**Objective**
Omit images. Retype all entries verbatim.

— BEGIN —

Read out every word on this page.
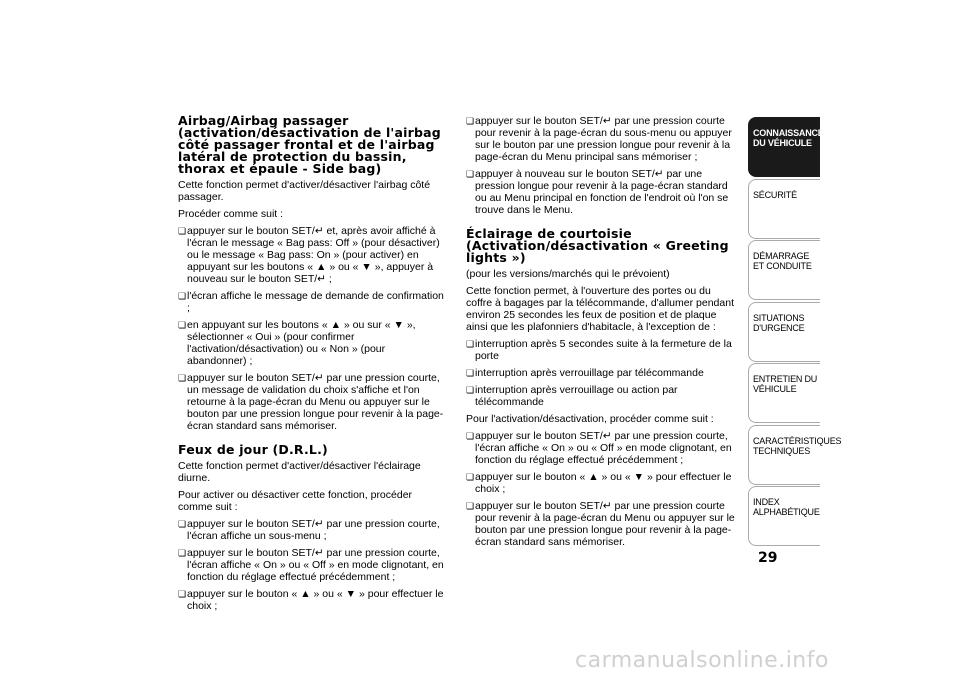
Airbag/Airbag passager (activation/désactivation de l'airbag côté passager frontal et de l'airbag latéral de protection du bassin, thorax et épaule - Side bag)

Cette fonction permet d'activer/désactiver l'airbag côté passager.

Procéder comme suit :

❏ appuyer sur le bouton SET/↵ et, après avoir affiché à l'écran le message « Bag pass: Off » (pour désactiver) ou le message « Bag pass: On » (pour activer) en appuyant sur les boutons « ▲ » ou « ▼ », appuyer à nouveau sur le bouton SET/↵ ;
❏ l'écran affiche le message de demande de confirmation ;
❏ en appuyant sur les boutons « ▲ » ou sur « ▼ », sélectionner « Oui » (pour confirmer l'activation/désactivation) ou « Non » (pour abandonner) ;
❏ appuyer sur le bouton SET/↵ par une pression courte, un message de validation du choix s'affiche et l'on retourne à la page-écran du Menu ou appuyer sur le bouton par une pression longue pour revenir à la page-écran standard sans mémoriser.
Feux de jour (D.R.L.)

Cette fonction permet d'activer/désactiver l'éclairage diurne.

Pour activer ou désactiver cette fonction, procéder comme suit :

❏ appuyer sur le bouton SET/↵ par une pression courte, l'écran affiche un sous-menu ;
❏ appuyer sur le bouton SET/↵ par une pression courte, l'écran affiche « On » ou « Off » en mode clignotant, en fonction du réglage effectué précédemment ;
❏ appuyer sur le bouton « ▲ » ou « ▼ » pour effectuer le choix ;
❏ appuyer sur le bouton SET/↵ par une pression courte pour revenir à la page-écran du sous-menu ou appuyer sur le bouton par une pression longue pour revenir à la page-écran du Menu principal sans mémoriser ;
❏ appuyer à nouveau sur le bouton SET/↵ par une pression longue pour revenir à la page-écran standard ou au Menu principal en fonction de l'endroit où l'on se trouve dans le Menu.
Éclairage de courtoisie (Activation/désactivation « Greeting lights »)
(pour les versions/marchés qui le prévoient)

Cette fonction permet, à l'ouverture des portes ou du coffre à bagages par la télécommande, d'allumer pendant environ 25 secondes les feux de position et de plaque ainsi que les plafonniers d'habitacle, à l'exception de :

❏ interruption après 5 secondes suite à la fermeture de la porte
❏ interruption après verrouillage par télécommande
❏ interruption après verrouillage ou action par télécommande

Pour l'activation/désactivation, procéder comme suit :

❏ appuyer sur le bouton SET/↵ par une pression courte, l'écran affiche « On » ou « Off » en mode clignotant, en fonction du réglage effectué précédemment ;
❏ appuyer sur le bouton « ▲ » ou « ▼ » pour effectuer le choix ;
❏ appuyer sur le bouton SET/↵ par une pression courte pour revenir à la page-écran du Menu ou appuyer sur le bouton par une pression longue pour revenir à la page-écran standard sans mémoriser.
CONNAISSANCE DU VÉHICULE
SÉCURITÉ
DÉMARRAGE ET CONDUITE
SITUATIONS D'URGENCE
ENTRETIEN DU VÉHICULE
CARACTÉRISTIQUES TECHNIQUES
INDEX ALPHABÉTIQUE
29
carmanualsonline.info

— END —

**The result**
Read out every word on this page.
Airbag/Airbag passager (activation/désactivation de l'airbag côté passager frontal et de l'airbag latéral de protection du bassin, thorax et épaule - Side bag)

Cette fonction permet d'activer/désactiver l'airbag côté passager.

Procéder comme suit :

❏ appuyer sur le bouton SET/↵ et, après avoir affiché à l'écran le message « Bag pass: Off » (pour désactiver) ou le message « Bag pass: On » (pour activer) en appuyant sur les boutons « ▲ » ou « ▼ », appuyer à nouveau sur le bouton SET/↵ ;
❏ l'écran affiche le message de demande de confirmation ;
❏ en appuyant sur les boutons « ▲ » ou sur « ▼ », sélectionner « Oui » (pour confirmer l'activation/désactivation) ou « Non » (pour abandonner) ;
❏ appuyer sur le bouton SET/↵ par une pression courte, un message de validation du choix s'affiche et l'on retourne à la page-écran du Menu ou appuyer sur le bouton par une pression longue pour revenir à la page-écran standard sans mémoriser.
Feux de jour (D.R.L.)

Cette fonction permet d'activer/désactiver l'éclairage diurne.

Pour activer ou désactiver cette fonction, procéder comme suit :

❏ appuyer sur le bouton SET/↵ par une pression courte, l'écran affiche un sous-menu ;
❏ appuyer sur le bouton SET/↵ par une pression courte, l'écran affiche « On » ou « Off » en mode clignotant, en fonction du réglage effectué précédemment ;
❏ appuyer sur le bouton « ▲ » ou « ▼ » pour effectuer le choix ;
❏ appuyer sur le bouton SET/↵ par une pression courte pour revenir à la page-écran du sous-menu ou appuyer sur le bouton par une pression longue pour revenir à la page-écran du Menu principal sans mémoriser ;
❏ appuyer à nouveau sur le bouton SET/↵ par une pression longue pour revenir à la page-écran standard ou au Menu principal en fonction de l'endroit où l'on se trouve dans le Menu.
Éclairage de courtoisie (Activation/désactivation « Greeting lights »)
(pour les versions/marchés qui le prévoient)

Cette fonction permet, à l'ouverture des portes ou du coffre à bagages par la télécommande, d'allumer pendant environ 25 secondes les feux de position et de plaque ainsi que les plafonniers d'habitacle, à l'exception de :

❏ interruption après 5 secondes suite à la fermeture de la porte
❏ interruption après verrouillage par télécommande
❏ interruption après verrouillage ou action par télécommande

Pour l'activation/désactivation, procéder comme suit :

❏ appuyer sur le bouton SET/↵ par une pression courte, l'écran affiche « On » ou « Off » en mode clignotant, en fonction du réglage effectué précédemment ;
❏ appuyer sur le bouton « ▲ » ou « ▼ » pour effectuer le choix ;
❏ appuyer sur le bouton SET/↵ par une pression courte pour revenir à la page-écran du Menu ou appuyer sur le bouton par une pression longue pour revenir à la page-écran standard sans mémoriser.
CONNAISSANCE DU VÉHICULE
SÉCURITÉ
DÉMARRAGE ET CONDUITE
SITUATIONS D'URGENCE
ENTRETIEN DU VÉHICULE
CARACTÉRISTIQUES TECHNIQUES
INDEX ALPHABÉTIQUE
29
carmanualsonline.info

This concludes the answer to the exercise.